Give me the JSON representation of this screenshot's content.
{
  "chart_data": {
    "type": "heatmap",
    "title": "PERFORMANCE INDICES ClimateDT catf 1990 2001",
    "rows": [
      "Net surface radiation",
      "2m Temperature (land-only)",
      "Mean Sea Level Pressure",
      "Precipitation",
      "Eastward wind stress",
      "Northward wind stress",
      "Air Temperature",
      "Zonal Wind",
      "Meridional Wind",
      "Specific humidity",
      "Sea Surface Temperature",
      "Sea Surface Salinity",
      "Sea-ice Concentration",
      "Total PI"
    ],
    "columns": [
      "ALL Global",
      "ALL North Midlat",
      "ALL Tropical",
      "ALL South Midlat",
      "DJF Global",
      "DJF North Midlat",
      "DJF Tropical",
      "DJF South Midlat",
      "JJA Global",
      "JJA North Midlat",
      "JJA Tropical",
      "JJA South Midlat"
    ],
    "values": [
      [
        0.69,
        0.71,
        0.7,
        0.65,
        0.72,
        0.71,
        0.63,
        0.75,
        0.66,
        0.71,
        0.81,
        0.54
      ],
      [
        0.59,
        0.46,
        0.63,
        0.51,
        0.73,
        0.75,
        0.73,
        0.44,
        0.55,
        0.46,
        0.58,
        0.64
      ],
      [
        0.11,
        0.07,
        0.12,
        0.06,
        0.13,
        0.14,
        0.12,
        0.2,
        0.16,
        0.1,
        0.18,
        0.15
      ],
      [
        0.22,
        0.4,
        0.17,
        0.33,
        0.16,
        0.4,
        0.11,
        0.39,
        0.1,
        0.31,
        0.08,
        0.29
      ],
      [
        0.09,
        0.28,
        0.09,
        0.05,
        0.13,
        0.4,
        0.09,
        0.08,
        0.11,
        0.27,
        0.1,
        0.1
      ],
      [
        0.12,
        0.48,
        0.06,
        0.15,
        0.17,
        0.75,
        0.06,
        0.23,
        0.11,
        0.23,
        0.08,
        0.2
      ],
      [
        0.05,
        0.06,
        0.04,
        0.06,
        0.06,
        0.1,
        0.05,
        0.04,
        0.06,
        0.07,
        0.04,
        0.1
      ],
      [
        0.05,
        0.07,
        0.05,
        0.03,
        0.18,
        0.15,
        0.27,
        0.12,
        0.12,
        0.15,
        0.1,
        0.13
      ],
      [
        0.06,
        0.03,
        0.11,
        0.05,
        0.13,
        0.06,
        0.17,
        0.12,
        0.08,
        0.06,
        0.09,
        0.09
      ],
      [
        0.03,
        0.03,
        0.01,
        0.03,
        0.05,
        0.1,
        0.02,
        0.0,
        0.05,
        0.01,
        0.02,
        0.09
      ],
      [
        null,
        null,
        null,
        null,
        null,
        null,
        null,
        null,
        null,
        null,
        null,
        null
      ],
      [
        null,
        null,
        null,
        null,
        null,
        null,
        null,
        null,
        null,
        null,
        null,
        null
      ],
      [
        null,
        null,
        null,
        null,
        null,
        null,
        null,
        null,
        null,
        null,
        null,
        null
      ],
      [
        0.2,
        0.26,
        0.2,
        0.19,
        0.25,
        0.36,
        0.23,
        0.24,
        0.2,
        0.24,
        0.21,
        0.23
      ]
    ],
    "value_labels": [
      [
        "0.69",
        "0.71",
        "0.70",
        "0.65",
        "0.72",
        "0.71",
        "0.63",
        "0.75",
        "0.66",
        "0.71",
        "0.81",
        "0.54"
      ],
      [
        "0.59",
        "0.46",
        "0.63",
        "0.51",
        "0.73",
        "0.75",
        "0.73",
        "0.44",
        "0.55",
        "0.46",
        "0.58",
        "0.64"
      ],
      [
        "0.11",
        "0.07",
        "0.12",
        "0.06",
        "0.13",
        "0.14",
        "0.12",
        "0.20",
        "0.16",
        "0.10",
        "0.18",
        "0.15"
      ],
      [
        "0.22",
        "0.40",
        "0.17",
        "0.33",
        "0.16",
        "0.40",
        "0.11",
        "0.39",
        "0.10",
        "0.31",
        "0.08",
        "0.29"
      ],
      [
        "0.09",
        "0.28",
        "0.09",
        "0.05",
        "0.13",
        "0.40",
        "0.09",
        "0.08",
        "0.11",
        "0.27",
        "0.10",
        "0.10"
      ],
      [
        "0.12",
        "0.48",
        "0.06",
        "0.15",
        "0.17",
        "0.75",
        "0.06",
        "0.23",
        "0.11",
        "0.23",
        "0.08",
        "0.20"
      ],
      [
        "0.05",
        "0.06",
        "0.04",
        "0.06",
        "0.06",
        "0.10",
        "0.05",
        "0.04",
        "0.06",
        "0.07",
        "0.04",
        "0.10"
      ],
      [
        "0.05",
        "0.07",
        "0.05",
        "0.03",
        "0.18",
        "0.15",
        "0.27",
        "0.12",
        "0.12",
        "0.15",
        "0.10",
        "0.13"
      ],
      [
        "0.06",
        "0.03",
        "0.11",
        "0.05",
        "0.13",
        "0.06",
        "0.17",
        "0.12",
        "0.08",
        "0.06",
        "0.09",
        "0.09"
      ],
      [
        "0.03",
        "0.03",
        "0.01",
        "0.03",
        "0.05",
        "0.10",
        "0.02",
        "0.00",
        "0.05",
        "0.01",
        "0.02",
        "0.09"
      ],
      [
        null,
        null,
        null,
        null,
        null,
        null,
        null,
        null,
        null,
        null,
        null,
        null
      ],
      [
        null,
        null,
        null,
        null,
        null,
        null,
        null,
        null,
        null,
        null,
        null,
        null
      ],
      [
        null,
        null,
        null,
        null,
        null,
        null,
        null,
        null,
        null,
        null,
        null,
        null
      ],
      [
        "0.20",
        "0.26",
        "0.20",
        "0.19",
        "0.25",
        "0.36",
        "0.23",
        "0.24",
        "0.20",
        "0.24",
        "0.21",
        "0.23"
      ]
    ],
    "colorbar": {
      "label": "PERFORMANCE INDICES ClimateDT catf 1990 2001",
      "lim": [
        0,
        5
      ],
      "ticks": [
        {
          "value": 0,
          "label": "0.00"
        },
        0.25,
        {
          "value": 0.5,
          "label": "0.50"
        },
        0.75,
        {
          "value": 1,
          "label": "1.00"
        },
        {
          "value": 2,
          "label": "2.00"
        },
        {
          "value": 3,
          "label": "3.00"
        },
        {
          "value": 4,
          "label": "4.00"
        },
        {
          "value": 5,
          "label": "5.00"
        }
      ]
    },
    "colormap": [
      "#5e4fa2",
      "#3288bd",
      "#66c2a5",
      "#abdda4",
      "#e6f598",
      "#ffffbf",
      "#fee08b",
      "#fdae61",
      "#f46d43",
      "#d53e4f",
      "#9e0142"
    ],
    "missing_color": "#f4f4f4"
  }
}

──────────────────────────────

**WRITTEN EXERCISE**
Quote every record above exactly.

**ANSWER TO THE EXERCISE**
Give me the JSON representation of this screenshot's content.
{
  "chart_data": {
    "type": "heatmap",
    "title": "PERFORMANCE INDICES ClimateDT catf 1990 2001",
    "rows": [
      "Net surface radiation",
      "2m Temperature (land-only)",
      "Mean Sea Level Pressure",
      "Precipitation",
      "Eastward wind stress",
      "Northward wind stress",
      "Air Temperature",
      "Zonal Wind",
      "Meridional Wind",
      "Specific humidity",
      "Sea Surface Temperature",
      "Sea Surface Salinity",
      "Sea-ice Concentration",
      "Total PI"
    ],
    "columns": [
      "ALL Global",
      "ALL North Midlat",
      "ALL Tropical",
      "ALL South Midlat",
      "DJF Global",
      "DJF North Midlat",
      "DJF Tropical",
      "DJF South Midlat",
      "JJA Global",
      "JJA North Midlat",
      "JJA Tropical",
      "JJA South Midlat"
    ],
    "values": [
      [
        0.69,
        0.71,
        0.7,
        0.65,
        0.72,
        0.71,
        0.63,
        0.75,
        0.66,
        0.71,
        0.81,
        0.54
      ],
      [
        0.59,
        0.46,
        0.63,
        0.51,
        0.73,
        0.75,
        0.73,
        0.44,
        0.55,
        0.46,
        0.58,
        0.64
      ],
      [
        0.11,
        0.07,
        0.12,
        0.06,
        0.13,
        0.14,
        0.12,
        0.2,
        0.16,
        0.1,
        0.18,
        0.15
      ],
      [
        0.22,
        0.4,
        0.17,
        0.33,
        0.16,
        0.4,
        0.11,
        0.39,
        0.1,
        0.31,
        0.08,
        0.29
      ],
      [
        0.09,
        0.28,
        0.09,
        0.05,
        0.13,
        0.4,
        0.09,
        0.08,
        0.11,
        0.27,
        0.1,
        0.1
      ],
      [
        0.12,
        0.48,
        0.06,
        0.15,
        0.17,
        0.75,
        0.06,
        0.23,
        0.11,
        0.23,
        0.08,
        0.2
      ],
      [
        0.05,
        0.06,
        0.04,
        0.06,
        0.06,
        0.1,
        0.05,
        0.04,
        0.06,
        0.07,
        0.04,
        0.1
      ],
      [
        0.05,
        0.07,
        0.05,
        0.03,
        0.18,
        0.15,
        0.27,
        0.12,
        0.12,
        0.15,
        0.1,
        0.13
      ],
      [
        0.06,
        0.03,
        0.11,
        0.05,
        0.13,
        0.06,
        0.17,
        0.12,
        0.08,
        0.06,
        0.09,
        0.09
      ],
      [
        0.03,
        0.03,
        0.01,
        0.03,
        0.05,
        0.1,
        0.02,
        0.0,
        0.05,
        0.01,
        0.02,
        0.09
      ],
      [
        null,
        null,
        null,
        null,
        null,
        null,
        null,
        null,
        null,
        null,
        null,
        null
      ],
      [
        null,
        null,
        null,
        null,
        null,
        null,
        null,
        null,
        null,
        null,
        null,
        null
      ],
      [
        null,
        null,
        null,
        null,
        null,
        null,
        null,
        null,
        null,
        null,
        null,
        null
      ],
      [
        0.2,
        0.26,
        0.2,
        0.19,
        0.25,
        0.36,
        0.23,
        0.24,
        0.2,
        0.24,
        0.21,
        0.23
      ]
    ],
    "value_labels": [
      [
        "0.69",
        "0.71",
        "0.70",
        "0.65",
        "0.72",
        "0.71",
        "0.63",
        "0.75",
        "0.66",
        "0.71",
        "0.81",
        "0.54"
      ],
      [
        "0.59",
        "0.46",
        "0.63",
        "0.51",
        "0.73",
        "0.75",
        "0.73",
        "0.44",
        "0.55",
        "0.46",
        "0.58",
        "0.64"
      ],
      [
        "0.11",
        "0.07",
        "0.12",
        "0.06",
        "0.13",
        "0.14",
        "0.12",
        "0.20",
        "0.16",
        "0.10",
        "0.18",
        "0.15"
      ],
      [
        "0.22",
        "0.40",
        "0.17",
        "0.33",
        "0.16",
        "0.40",
        "0.11",
        "0.39",
        "0.10",
        "0.31",
        "0.08",
        "0.29"
      ],
      [
        "0.09",
        "0.28",
        "0.09",
        "0.05",
        "0.13",
        "0.40",
        "0.09",
        "0.08",
        "0.11",
        "0.27",
        "0.10",
        "0.10"
      ],
      [
        "0.12",
        "0.48",
        "0.06",
        "0.15",
        "0.17",
        "0.75",
        "0.06",
        "0.23",
        "0.11",
        "0.23",
        "0.08",
        "0.20"
      ],
      [
        "0.05",
        "0.06",
        "0.04",
        "0.06",
        "0.06",
        "0.10",
        "0.05",
        "0.04",
        "0.06",
        "0.07",
        "0.04",
        "0.10"
      ],
      [
        "0.05",
        "0.07",
        "0.05",
        "0.03",
        "0.18",
        "0.15",
        "0.27",
        "0.12",
        "0.12",
        "0.15",
        "0.10",
        "0.13"
      ],
      [
        "0.06",
        "0.03",
        "0.11",
        "0.05",
        "0.13",
        "0.06",
        "0.17",
        "0.12",
        "0.08",
        "0.06",
        "0.09",
        "0.09"
      ],
      [
        "0.03",
        "0.03",
        "0.01",
        "0.03",
        "0.05",
        "0.10",
        "0.02",
        "0.00",
        "0.05",
        "0.01",
        "0.02",
        "0.09"
      ],
      [
        null,
        null,
        null,
        null,
        null,
        null,
        null,
        null,
        null,
        null,
        null,
        null
      ],
      [
        null,
        null,
        null,
        null,
        null,
        null,
        null,
        null,
        null,
        null,
        null,
        null
      ],
      [
        null,
        null,
        null,
        null,
        null,
        null,
        null,
        null,
        null,
        null,
        null,
        null
      ],
      [
        "0.20",
        "0.26",
        "0.20",
        "0.19",
        "0.25",
        "0.36",
        "0.23",
        "0.24",
        "0.20",
        "0.24",
        "0.21",
        "0.23"
      ]
    ],
    "colorbar": {
      "label": "PERFORMANCE INDICES ClimateDT catf 1990 2001",
      "lim": [
        0,
        5
      ],
      "ticks": [
        {
          "value": 0,
          "label": "0.00"
        },
        0.25,
        {
          "value": 0.5,
          "label": "0.50"
        },
        0.75,
        {
          "value": 1,
          "label": "1.00"
        },
        {
          "value": 2,
          "label": "2.00"
        },
        {
          "value": 3,
          "label": "3.00"
        },
        {
          "value": 4,
          "label": "4.00"
        },
        {
          "value": 5,
          "label": "5.00"
        }
      ]
    },
    "colormap": [
      "#5e4fa2",
      "#3288bd",
      "#66c2a5",
      "#abdda4",
      "#e6f598",
      "#ffffbf",
      "#fee08b",
      "#fdae61",
      "#f46d43",
      "#d53e4f",
      "#9e0142"
    ],
    "missing_color": "#f4f4f4"
  }
}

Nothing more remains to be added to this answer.